Exercise objective:
Reproduce the records verbatim, beginning at the line that contains "tab-servico[interactable]: Serviço —" and stopping after the line that contains "customer-code-input[interactable]: C20000 —".

Input records:
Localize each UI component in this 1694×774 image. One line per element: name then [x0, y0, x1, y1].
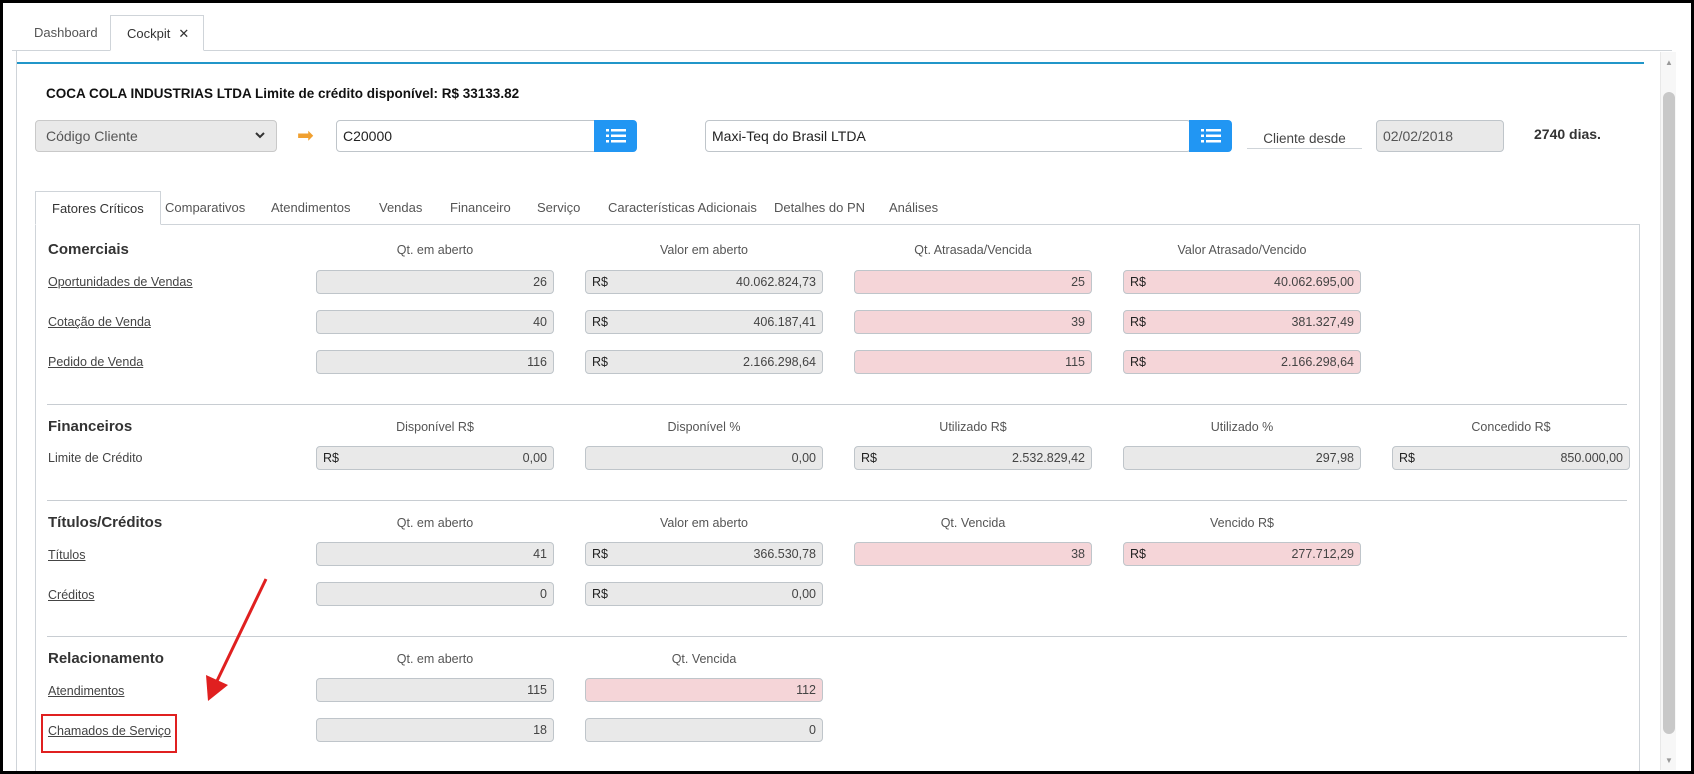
tab-servico[interactable]: Serviço — [537, 200, 581, 215]
column-header: Qt. em aberto — [396, 243, 474, 257]
value-field: 0,00 — [585, 446, 823, 470]
column-header: Valor em aberto — [659, 243, 748, 257]
link-creditos[interactable]: Créditos — [48, 588, 95, 602]
value-field: 116 — [316, 350, 554, 374]
overdue-value-field: R$ 2.166.298,64 — [1123, 350, 1361, 374]
column-header: Qt. Vencida — [940, 516, 1006, 530]
customer-code-input[interactable]: C20000 — [336, 120, 598, 152]
column-header: Disponível R$ — [396, 420, 474, 434]
scroll-down-icon[interactable]: ▼ — [1665, 756, 1673, 765]
overdue-value-field: 112 — [585, 678, 823, 702]
overdue-value-field: R$ 40.062.695,00 — [1123, 270, 1361, 294]
value-field: 297,98 — [1123, 446, 1361, 470]
overdue-value-field: 39 — [854, 310, 1092, 334]
close-icon[interactable]: ✕ — [178, 26, 190, 41]
column-header: Vencido R$ — [1210, 516, 1274, 530]
content-panel — [16, 51, 1646, 771]
cockpit-tab-bar: Fatores Críticos Comparativos Atendiment… — [35, 191, 1640, 225]
scrollbar-thumb[interactable] — [1663, 92, 1675, 734]
customer-name-input[interactable]: Maxi-Teq do Brasil LTDA — [705, 120, 1191, 152]
value-field: 0 — [316, 582, 554, 606]
customer-code-lookup-button[interactable] — [594, 120, 637, 152]
value-field: R$ 366.530,78 — [585, 542, 823, 566]
tab-analises[interactable]: Análises — [889, 200, 939, 215]
section-title-comerciais: Comerciais — [48, 241, 129, 258]
tab-comparativos[interactable]: Comparativos — [165, 200, 246, 215]
value-field: 115 — [316, 678, 554, 702]
column-header: Concedido R$ — [1471, 420, 1551, 434]
column-header: Utilizado R$ — [939, 420, 1007, 434]
tab-vendas[interactable]: Vendas — [379, 200, 423, 215]
value-field: 18 — [316, 718, 554, 742]
link-chamados-de-servico[interactable]: Chamados de Serviço — [48, 724, 171, 738]
tab-content-area — [35, 225, 1640, 771]
customer-days-count: 2740 dias. — [1534, 126, 1601, 142]
link-cotacao-de-venda[interactable]: Cotação de Venda — [48, 315, 151, 329]
overdue-value-field: 25 — [854, 270, 1092, 294]
section-divider — [47, 404, 1627, 405]
column-header: Valor Atrasado/Vencido — [1177, 243, 1307, 257]
link-oportunidades-de-vendas[interactable]: Oportunidades de Vendas — [48, 275, 193, 289]
customer-since-label: Cliente desde — [1247, 124, 1362, 149]
value-field: R$ 40.062.824,73 — [585, 270, 823, 294]
list-icon — [1201, 129, 1221, 143]
link-pedido-de-venda[interactable]: Pedido de Venda — [48, 355, 144, 369]
value-field: 26 — [316, 270, 554, 294]
value-field: R$ 2.166.298,64 — [585, 350, 823, 374]
select-value: Código Cliente — [46, 128, 138, 144]
section-title-relacionamento: Relacionamento — [48, 650, 164, 667]
overdue-value-field: 38 — [854, 542, 1092, 566]
section-title-financeiros: Financeiros — [48, 418, 133, 435]
value-field: R$ 2.532.829,42 — [854, 446, 1092, 470]
column-header: Qt. em aberto — [396, 516, 474, 530]
column-header: Utilizado % — [1210, 420, 1274, 434]
page-title: COCA COLA INDUSTRIAS LTDA Limite de créd… — [46, 86, 520, 101]
customer-name-lookup-button[interactable] — [1189, 120, 1232, 152]
tab-cockpit-label: Cockpit — [127, 26, 171, 41]
tab-atendimentos[interactable]: Atendimentos — [271, 200, 351, 215]
column-header: Valor em aberto — [659, 516, 748, 530]
tab-detalhes-do-pn[interactable]: Detalhes do PN — [774, 200, 866, 215]
row-label-limite-de-credito: Limite de Crédito — [48, 451, 143, 465]
column-header: Qt. Vencida — [671, 652, 737, 666]
tab-caracteristicas-adicionais[interactable]: Características Adicionais — [608, 200, 757, 215]
value-field: 40 — [316, 310, 554, 334]
annotation-highlight-box — [41, 714, 177, 753]
value-field: R$ 406.187,41 — [585, 310, 823, 334]
tab-fatores-criticos[interactable]: Fatores Críticos — [35, 191, 161, 225]
vertical-scrollbar[interactable]: ▲ ▼ — [1660, 52, 1676, 770]
section-divider — [47, 500, 1627, 501]
column-header: Disponível % — [667, 420, 741, 434]
customer-since-date: 02/02/2018 — [1376, 120, 1504, 152]
column-header: Qt. em aberto — [396, 652, 474, 666]
value-field: 0 — [585, 718, 823, 742]
tab-dashboard[interactable]: Dashboard — [34, 25, 98, 40]
tab-cockpit[interactable]: Cockpit ✕ — [110, 15, 204, 51]
list-icon — [606, 129, 626, 143]
search-field-select[interactable]: Código Cliente — [35, 120, 277, 152]
chevron-down-icon — [254, 121, 266, 162]
value-field: R$ 0,00 — [585, 582, 823, 606]
annotation-arrow-icon — [206, 578, 268, 701]
value-field: R$ 850.000,00 — [1392, 446, 1630, 470]
link-atendimentos[interactable]: Atendimentos — [48, 684, 125, 698]
section-title-titulos-creditos: Títulos/Créditos — [48, 514, 163, 531]
column-header: Qt. Atrasada/Vencida — [914, 243, 1032, 257]
app-tab-bar: Dashboard Cockpit ✕ — [12, 15, 1672, 51]
tab-financeiro[interactable]: Financeiro — [450, 200, 511, 215]
value-field: R$ 0,00 — [316, 446, 554, 470]
overdue-value-field: R$ 381.327,49 — [1123, 310, 1361, 334]
overdue-value-field: 115 — [854, 350, 1092, 374]
section-divider — [47, 636, 1627, 637]
scroll-up-icon[interactable]: ▲ — [1665, 58, 1673, 67]
arrow-right-icon: ➡ — [297, 125, 314, 147]
accent-divider — [17, 62, 1644, 64]
value-field: 41 — [316, 542, 554, 566]
overdue-value-field: R$ 277.712,29 — [1123, 542, 1361, 566]
link-titulos[interactable]: Títulos — [48, 548, 86, 562]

Answer for this exercise:
tab-servico[interactable]: Serviço — [537, 200, 581, 215]
column-header: Qt. em aberto — [396, 243, 474, 257]
value-field: 0,00 — [585, 446, 823, 470]
column-header: Valor em aberto — [659, 243, 748, 257]
link-creditos[interactable]: Créditos — [48, 588, 95, 602]
value-field: 116 — [316, 350, 554, 374]
overdue-value-field: R$ 2.166.298,64 — [1123, 350, 1361, 374]
column-header: Qt. Vencida — [940, 516, 1006, 530]
customer-code-input[interactable]: C20000 — [336, 120, 598, 152]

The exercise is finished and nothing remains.